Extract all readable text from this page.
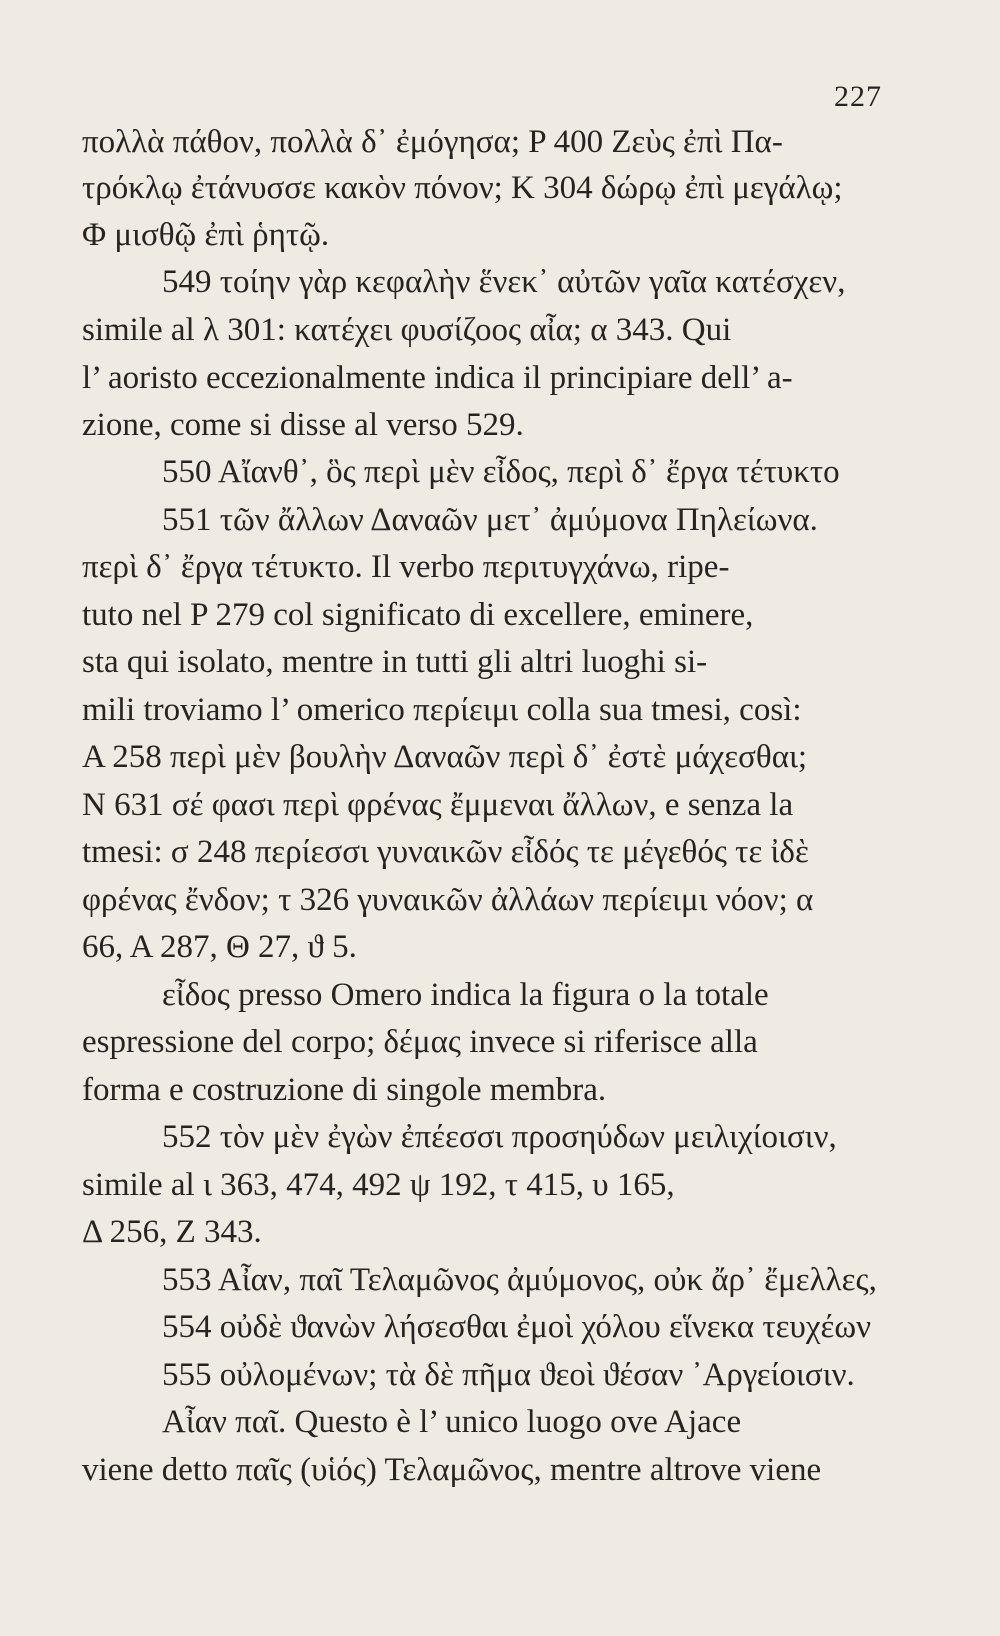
227
πολλὰ πάθον, πολλὰ δ᾿ ἐμόγησα; P 400 Ζεὺς ἐπὶ Πα-
τρόκλῳ ἐτάνυσσε κακὸν πόνον; K 304 δώρῳ ἐπὶ μεγάλῳ;
Φ μισθῷ ἐπὶ ῥητῷ.
549 τοίην γὰρ κεφαλὴν ἕνεκ᾿ αὐτῶν γαῖα κατέσχεν,
simile al λ 301: κατέχει φυσίζοος αἶα; α 343. Qui
l’ aoristo eccezionalmente indica il principiare dell’ a-
zione, come si disse al verso 529.
550 Αἴανθ᾿, ὃς περὶ μὲν εἶδος, περὶ δ᾿ ἔργα τέτυκτο
551 τῶν ἄλλων Δαναῶν μετ᾿ ἀμύμονα Πηλείωνα.
περὶ δ᾿ ἔργα τέτυκτο. Il verbo περιτυγχάνω, ripe-
tuto nel P 279 col significato di excellere, eminere,
sta qui isolato, mentre in tutti gli altri luoghi si-
mili troviamo l’ omerico περίειμι colla sua tmesi, così:
A 258 περὶ μὲν βουλὴν Δαναῶν περὶ δ᾿ ἐστὲ μάχεσθαι;
N 631 σέ φασι περὶ φρένας ἔμμεναι ἄλλων, e senza la
tmesi: σ 248 περίεσσι γυναικῶν εἶδός τε μέγεθός τε ἰδὲ
φρένας ἔνδον; τ 326 γυναικῶν ἀλλάων περίειμι νόον; α
66, A 287, Θ 27, ϑ 5.
εἶδος presso Omero indica la figura o la totale
espressione del corpo; δέμας invece si riferisce alla
forma e costruzione di singole membra.
552 τὸν μὲν ἐγὼν ἐπέεσσι προσηύδων μειλιχίοισιν,
simile al ι 363, 474, 492 ψ 192, τ 415, υ 165,
Δ 256, Z 343.
553 Αἶαν, παῖ Τελαμῶνος ἀμύμονος, οὐκ ἄρ᾿ ἔμελλες,
554 οὐδὲ ϑανὼν λήσεσθαι ἐμοὶ χόλου εἵνεκα τευχέων
555 οὐλομένων; τὰ δὲ πῆμα ϑεοὶ ϑέσαν ᾿Αργείοισιν.
Αἶαν παῖ. Questo è l’ unico luogo ove Ajace
viene detto παῖς (υἱός) Τελαμῶνος, mentre altrove viene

(Task requirements)
Copy out every line from the records that has the word "tmesi".

(Solution to the exercise)
mili troviamo l’ omerico περίειμι colla sua tmesi, così:
tmesi: σ 248 περίεσσι γυναικῶν εἶδός τε μέγεθός τε ἰδὲ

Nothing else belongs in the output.